— What this task involves —
All of the data needs to be repeated exactly.

— Data listing —
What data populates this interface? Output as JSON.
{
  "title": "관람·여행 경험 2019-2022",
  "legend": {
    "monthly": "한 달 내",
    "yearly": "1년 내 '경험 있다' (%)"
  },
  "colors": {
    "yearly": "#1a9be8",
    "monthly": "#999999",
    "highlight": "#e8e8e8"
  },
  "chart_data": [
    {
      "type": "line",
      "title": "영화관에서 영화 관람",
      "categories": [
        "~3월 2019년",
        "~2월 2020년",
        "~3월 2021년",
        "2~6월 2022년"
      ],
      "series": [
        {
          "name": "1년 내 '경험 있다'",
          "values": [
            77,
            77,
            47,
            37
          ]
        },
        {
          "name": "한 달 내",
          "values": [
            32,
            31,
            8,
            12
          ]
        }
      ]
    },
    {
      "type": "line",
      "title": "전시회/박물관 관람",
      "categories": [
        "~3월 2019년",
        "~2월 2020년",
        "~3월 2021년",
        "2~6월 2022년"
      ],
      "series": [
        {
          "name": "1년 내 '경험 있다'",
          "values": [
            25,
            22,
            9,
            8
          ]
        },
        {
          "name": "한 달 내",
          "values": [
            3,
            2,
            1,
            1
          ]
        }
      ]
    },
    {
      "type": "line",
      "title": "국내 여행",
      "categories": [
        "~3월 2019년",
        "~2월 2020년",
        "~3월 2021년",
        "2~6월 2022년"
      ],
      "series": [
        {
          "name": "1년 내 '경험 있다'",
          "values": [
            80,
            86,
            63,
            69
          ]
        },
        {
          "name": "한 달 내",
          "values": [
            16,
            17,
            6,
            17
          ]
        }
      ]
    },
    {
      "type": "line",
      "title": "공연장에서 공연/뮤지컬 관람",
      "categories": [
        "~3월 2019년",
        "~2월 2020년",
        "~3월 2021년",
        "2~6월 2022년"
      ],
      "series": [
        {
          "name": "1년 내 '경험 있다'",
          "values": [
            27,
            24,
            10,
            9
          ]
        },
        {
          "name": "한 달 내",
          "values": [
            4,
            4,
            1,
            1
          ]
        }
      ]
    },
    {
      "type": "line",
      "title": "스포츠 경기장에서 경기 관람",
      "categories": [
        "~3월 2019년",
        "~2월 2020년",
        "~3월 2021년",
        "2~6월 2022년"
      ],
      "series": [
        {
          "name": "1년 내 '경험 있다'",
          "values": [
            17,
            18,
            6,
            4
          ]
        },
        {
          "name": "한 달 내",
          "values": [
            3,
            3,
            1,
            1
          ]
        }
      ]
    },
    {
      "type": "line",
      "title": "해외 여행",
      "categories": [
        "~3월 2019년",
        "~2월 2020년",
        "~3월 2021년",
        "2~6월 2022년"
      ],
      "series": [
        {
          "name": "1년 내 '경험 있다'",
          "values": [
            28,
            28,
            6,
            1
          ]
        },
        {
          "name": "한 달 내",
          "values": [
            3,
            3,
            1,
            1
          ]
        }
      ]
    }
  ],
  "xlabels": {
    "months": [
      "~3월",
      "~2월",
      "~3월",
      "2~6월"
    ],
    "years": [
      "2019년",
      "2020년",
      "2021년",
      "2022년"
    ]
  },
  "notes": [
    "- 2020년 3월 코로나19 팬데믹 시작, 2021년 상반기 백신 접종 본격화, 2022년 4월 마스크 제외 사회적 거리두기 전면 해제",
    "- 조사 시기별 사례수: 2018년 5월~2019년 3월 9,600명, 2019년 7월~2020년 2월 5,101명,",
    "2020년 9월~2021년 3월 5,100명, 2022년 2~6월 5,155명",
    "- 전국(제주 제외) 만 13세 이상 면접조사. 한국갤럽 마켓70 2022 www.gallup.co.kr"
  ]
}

— Answer below —
What data populates this interface? Output as JSON.
{
  "title": "관람·여행 경험 2019-2022",
  "legend": {
    "monthly": "한 달 내",
    "yearly": "1년 내 '경험 있다' (%)"
  },
  "colors": {
    "yearly": "#1a9be8",
    "monthly": "#999999",
    "highlight": "#e8e8e8"
  },
  "chart_data": [
    {
      "type": "line",
      "title": "영화관에서 영화 관람",
      "categories": [
        "~3월 2019년",
        "~2월 2020년",
        "~3월 2021년",
        "2~6월 2022년"
      ],
      "series": [
        {
          "name": "1년 내 '경험 있다'",
          "values": [
            77,
            77,
            47,
            37
          ]
        },
        {
          "name": "한 달 내",
          "values": [
            32,
            31,
            8,
            12
          ]
        }
      ]
    },
    {
      "type": "line",
      "title": "전시회/박물관 관람",
      "categories": [
        "~3월 2019년",
        "~2월 2020년",
        "~3월 2021년",
        "2~6월 2022년"
      ],
      "series": [
        {
          "name": "1년 내 '경험 있다'",
          "values": [
            25,
            22,
            9,
            8
          ]
        },
        {
          "name": "한 달 내",
          "values": [
            3,
            2,
            1,
            1
          ]
        }
      ]
    },
    {
      "type": "line",
      "title": "국내 여행",
      "categories": [
        "~3월 2019년",
        "~2월 2020년",
        "~3월 2021년",
        "2~6월 2022년"
      ],
      "series": [
        {
          "name": "1년 내 '경험 있다'",
          "values": [
            80,
            86,
            63,
            69
          ]
        },
        {
          "name": "한 달 내",
          "values": [
            16,
            17,
            6,
            17
          ]
        }
      ]
    },
    {
      "type": "line",
      "title": "공연장에서 공연/뮤지컬 관람",
      "categories": [
        "~3월 2019년",
        "~2월 2020년",
        "~3월 2021년",
        "2~6월 2022년"
      ],
      "series": [
        {
          "name": "1년 내 '경험 있다'",
          "values": [
            27,
            24,
            10,
            9
          ]
        },
        {
          "name": "한 달 내",
          "values": [
            4,
            4,
            1,
            1
          ]
        }
      ]
    },
    {
      "type": "line",
      "title": "스포츠 경기장에서 경기 관람",
      "categories": [
        "~3월 2019년",
        "~2월 2020년",
        "~3월 2021년",
        "2~6월 2022년"
      ],
      "series": [
        {
          "name": "1년 내 '경험 있다'",
          "values": [
            17,
            18,
            6,
            4
          ]
        },
        {
          "name": "한 달 내",
          "values": [
            3,
            3,
            1,
            1
          ]
        }
      ]
    },
    {
      "type": "line",
      "title": "해외 여행",
      "categories": [
        "~3월 2019년",
        "~2월 2020년",
        "~3월 2021년",
        "2~6월 2022년"
      ],
      "series": [
        {
          "name": "1년 내 '경험 있다'",
          "values": [
            28,
            28,
            6,
            1
          ]
        },
        {
          "name": "한 달 내",
          "values": [
            3,
            3,
            1,
            1
          ]
        }
      ]
    }
  ],
  "xlabels": {
    "months": [
      "~3월",
      "~2월",
      "~3월",
      "2~6월"
    ],
    "years": [
      "2019년",
      "2020년",
      "2021년",
      "2022년"
    ]
  },
  "notes": [
    "- 2020년 3월 코로나19 팬데믹 시작, 2021년 상반기 백신 접종 본격화, 2022년 4월 마스크 제외 사회적 거리두기 전면 해제",
    "- 조사 시기별 사례수: 2018년 5월~2019년 3월 9,600명, 2019년 7월~2020년 2월 5,101명,",
    "2020년 9월~2021년 3월 5,100명, 2022년 2~6월 5,155명",
    "- 전국(제주 제외) 만 13세 이상 면접조사. 한국갤럽 마켓70 2022 www.gallup.co.kr"
  ]
}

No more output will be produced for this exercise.